⟨
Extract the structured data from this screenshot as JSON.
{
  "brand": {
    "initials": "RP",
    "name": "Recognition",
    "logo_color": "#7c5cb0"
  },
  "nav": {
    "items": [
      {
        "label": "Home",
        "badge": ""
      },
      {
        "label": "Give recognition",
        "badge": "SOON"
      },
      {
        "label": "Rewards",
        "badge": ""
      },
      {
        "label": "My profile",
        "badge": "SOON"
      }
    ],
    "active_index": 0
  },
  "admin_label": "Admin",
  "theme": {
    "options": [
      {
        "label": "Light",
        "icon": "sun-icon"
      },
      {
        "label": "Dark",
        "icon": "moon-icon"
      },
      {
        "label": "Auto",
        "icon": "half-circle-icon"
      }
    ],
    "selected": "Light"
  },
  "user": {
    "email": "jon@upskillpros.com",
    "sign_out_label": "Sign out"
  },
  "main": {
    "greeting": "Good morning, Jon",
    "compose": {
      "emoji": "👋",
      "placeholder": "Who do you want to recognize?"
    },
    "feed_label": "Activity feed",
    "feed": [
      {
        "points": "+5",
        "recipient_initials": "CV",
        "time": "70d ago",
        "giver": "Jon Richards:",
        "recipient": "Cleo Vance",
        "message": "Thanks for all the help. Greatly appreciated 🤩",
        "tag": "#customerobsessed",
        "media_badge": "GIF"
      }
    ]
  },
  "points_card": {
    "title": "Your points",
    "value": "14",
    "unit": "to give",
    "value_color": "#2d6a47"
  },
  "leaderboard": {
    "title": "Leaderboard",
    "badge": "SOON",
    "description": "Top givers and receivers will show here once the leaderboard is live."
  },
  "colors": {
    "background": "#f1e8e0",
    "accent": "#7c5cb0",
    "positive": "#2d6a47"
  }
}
⟩
⟨
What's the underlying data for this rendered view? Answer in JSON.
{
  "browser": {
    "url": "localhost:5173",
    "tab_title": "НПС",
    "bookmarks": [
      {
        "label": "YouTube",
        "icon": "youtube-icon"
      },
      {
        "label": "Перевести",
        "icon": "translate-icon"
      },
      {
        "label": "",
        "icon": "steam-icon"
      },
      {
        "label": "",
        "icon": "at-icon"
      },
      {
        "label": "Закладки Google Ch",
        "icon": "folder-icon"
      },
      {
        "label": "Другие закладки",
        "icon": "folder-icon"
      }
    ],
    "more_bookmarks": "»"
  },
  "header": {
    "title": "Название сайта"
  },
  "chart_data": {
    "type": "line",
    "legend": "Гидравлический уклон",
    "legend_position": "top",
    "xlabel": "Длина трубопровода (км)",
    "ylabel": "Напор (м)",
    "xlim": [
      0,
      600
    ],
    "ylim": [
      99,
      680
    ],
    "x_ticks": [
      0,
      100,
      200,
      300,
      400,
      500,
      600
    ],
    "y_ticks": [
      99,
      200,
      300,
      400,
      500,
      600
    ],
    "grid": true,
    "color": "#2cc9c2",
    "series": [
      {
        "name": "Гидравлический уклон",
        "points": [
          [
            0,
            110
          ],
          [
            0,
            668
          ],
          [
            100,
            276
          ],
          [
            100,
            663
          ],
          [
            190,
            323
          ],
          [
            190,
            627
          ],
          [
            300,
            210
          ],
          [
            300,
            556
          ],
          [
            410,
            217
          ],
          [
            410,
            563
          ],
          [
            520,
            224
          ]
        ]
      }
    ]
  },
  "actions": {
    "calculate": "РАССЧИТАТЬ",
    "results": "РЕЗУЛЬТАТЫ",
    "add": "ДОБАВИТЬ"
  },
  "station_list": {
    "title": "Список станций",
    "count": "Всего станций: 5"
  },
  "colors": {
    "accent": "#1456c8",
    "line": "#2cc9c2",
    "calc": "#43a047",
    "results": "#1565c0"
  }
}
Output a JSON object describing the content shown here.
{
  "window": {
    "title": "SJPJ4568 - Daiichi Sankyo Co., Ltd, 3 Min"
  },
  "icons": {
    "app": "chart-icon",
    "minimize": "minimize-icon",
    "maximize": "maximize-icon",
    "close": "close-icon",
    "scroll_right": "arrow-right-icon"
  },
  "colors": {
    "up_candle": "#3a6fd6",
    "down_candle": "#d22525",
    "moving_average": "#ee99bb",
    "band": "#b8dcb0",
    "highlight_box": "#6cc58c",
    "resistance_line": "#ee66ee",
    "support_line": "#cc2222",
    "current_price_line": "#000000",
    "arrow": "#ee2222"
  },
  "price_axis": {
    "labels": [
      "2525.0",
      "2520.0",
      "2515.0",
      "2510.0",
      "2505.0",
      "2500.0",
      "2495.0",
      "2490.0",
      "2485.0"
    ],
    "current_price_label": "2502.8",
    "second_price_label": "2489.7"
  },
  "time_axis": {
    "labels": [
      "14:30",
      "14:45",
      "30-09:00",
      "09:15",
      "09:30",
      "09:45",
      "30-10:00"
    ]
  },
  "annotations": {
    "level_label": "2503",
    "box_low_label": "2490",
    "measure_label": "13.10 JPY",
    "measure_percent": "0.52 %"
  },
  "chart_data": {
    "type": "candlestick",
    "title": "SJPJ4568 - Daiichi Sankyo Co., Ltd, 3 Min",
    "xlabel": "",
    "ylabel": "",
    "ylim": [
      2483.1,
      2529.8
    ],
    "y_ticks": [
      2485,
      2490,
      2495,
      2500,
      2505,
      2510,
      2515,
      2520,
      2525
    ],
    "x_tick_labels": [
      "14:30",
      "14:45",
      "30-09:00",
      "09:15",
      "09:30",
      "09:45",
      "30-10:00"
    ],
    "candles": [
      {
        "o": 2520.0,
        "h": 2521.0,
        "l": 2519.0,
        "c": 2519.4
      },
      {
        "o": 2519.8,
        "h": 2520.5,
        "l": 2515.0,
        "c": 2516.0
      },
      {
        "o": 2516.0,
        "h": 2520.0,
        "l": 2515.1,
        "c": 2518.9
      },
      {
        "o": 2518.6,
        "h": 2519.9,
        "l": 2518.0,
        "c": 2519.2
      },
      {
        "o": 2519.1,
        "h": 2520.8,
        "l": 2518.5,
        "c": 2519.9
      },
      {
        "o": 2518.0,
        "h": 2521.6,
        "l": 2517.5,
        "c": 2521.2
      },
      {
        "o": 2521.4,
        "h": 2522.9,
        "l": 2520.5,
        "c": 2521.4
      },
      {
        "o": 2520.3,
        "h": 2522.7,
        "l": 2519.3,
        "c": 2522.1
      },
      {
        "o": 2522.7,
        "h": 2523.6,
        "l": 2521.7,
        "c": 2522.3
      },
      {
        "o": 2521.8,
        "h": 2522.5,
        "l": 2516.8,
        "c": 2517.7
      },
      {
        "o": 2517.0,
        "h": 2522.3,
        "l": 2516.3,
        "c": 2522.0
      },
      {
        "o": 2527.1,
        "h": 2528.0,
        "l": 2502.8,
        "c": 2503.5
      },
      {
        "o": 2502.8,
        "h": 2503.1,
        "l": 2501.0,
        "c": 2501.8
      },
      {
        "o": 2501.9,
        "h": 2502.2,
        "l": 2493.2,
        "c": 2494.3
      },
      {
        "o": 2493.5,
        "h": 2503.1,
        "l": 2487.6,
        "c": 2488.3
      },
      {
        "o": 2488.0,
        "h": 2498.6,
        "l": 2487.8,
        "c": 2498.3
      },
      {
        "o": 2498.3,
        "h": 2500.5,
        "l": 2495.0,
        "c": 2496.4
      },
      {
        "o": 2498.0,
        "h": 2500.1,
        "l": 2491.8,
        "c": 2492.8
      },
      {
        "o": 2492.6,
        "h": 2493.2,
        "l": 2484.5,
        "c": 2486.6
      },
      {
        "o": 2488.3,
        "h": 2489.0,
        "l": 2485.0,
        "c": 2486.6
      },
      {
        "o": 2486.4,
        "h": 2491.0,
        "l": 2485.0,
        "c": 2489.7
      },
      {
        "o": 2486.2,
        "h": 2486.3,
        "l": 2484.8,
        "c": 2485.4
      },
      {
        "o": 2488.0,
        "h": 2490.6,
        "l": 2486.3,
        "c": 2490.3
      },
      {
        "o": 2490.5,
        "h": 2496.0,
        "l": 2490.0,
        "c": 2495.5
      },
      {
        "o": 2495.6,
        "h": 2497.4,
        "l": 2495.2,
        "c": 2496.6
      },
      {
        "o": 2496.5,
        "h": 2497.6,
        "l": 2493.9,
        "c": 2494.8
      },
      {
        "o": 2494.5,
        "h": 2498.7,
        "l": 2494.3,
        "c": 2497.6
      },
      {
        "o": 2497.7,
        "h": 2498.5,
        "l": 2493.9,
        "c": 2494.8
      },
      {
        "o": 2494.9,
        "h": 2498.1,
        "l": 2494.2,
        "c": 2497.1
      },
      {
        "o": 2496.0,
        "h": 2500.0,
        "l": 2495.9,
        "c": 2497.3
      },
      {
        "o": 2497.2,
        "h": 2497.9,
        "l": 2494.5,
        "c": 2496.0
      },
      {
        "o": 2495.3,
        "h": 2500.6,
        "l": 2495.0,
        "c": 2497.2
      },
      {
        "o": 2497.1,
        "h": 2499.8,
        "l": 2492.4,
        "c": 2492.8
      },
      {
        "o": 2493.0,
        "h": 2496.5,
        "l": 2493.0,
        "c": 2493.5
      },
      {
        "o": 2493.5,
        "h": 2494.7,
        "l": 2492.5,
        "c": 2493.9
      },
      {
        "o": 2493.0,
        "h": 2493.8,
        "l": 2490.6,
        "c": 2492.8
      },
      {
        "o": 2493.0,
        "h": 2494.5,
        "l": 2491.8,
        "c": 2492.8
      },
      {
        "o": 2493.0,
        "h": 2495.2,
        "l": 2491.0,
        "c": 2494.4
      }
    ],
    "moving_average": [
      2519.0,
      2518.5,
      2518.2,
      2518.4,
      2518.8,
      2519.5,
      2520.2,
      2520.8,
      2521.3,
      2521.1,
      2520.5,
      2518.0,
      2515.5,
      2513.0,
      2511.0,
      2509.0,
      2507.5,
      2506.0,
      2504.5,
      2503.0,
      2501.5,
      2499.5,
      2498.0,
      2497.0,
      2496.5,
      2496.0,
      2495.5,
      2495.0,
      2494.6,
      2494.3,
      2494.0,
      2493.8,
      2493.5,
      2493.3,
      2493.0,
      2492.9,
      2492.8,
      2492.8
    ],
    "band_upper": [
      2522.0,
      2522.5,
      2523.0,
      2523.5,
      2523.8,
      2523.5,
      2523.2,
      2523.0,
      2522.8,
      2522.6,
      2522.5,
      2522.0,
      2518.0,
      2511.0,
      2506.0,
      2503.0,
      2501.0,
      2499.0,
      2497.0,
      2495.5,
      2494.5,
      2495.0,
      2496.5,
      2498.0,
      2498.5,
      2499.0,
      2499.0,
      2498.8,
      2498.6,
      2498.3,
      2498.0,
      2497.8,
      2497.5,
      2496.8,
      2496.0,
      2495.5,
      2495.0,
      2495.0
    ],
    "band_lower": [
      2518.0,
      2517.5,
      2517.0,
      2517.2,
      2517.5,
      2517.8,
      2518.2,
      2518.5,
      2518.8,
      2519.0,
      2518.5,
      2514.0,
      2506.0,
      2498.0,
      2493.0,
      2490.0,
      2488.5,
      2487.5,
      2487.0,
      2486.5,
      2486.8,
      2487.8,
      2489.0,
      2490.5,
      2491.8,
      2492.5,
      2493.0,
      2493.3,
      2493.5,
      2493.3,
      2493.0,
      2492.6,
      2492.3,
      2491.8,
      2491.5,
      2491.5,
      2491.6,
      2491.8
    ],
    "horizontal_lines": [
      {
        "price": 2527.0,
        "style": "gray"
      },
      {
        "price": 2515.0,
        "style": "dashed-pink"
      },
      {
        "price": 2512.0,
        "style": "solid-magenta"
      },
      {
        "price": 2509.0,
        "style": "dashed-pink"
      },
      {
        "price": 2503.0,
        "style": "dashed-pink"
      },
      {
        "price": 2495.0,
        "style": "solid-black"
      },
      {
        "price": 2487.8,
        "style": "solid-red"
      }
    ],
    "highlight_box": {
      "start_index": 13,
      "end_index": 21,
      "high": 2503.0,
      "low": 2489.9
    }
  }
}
⟩
⟨
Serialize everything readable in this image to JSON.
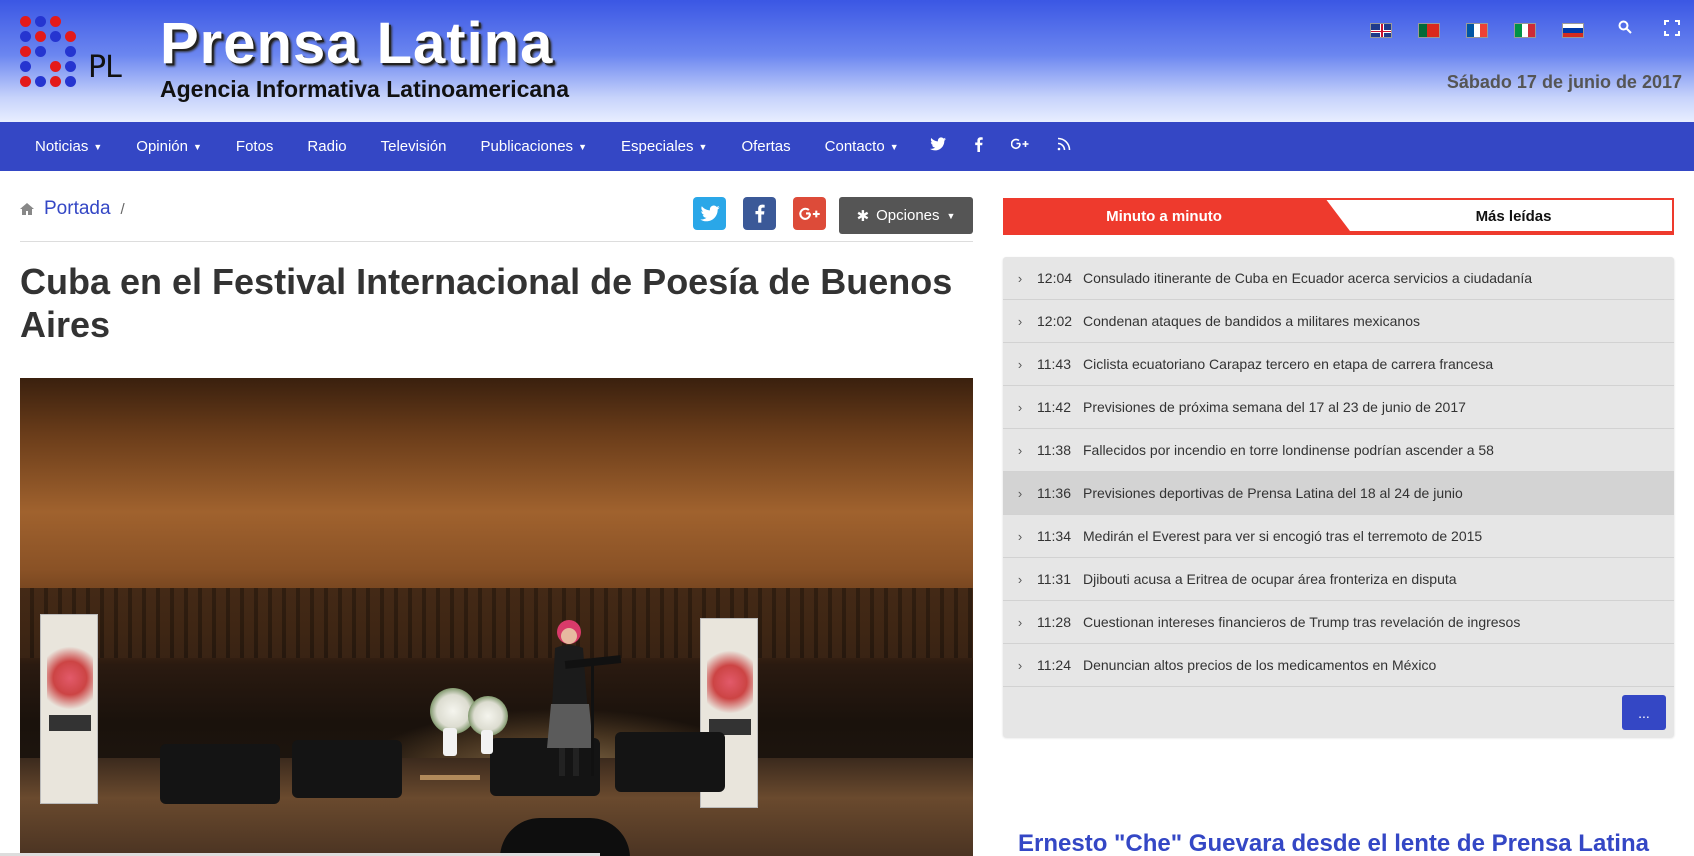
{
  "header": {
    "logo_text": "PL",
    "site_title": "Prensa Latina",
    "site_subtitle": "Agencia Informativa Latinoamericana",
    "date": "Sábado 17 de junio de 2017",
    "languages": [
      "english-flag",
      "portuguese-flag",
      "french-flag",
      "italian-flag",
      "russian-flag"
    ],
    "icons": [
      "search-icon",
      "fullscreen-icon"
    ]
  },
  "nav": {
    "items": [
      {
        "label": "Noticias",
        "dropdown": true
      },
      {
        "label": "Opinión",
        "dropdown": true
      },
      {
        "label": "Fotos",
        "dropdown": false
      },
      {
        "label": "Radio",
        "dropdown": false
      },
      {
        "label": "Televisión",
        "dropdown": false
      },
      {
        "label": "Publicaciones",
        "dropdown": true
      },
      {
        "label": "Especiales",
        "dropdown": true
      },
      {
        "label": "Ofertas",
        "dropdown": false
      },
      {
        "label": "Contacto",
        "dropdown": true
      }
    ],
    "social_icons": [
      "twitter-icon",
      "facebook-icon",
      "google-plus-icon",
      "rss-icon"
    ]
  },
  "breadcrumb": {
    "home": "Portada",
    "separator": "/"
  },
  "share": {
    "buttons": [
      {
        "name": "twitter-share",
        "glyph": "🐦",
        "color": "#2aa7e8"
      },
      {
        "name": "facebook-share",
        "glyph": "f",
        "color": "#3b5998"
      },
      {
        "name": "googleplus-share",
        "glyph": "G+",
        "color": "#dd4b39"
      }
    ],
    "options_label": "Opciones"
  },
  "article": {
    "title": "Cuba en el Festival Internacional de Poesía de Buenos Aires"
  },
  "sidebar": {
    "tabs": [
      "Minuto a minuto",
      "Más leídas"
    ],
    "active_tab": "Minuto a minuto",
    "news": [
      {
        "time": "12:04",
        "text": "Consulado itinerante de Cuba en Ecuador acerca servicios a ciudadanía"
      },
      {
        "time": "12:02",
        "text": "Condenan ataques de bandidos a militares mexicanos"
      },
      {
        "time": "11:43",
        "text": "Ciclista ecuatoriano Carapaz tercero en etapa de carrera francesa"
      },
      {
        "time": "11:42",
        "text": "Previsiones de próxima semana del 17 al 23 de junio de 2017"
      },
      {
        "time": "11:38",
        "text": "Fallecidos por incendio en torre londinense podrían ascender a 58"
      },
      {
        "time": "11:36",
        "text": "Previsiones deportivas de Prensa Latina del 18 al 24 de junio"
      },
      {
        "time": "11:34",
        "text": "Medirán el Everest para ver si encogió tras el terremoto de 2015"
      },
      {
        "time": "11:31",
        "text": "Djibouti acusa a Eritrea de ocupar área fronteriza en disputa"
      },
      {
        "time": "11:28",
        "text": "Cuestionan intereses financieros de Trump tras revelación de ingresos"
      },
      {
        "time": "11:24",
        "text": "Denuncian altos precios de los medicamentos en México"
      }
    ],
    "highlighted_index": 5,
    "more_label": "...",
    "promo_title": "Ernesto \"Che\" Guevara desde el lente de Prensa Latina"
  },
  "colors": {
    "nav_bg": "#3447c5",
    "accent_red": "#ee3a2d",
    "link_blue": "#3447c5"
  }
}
⟩
TO DO: Scan the listing above for the word "name" and copy every line that holds it.

RESULT FOR THIS EXERCISE:
    "name": "Recognition",
        "name": "Гидравлический уклон",
        "name": "twitter-share",
        "name": "facebook-share",
        "name": "googleplus-share",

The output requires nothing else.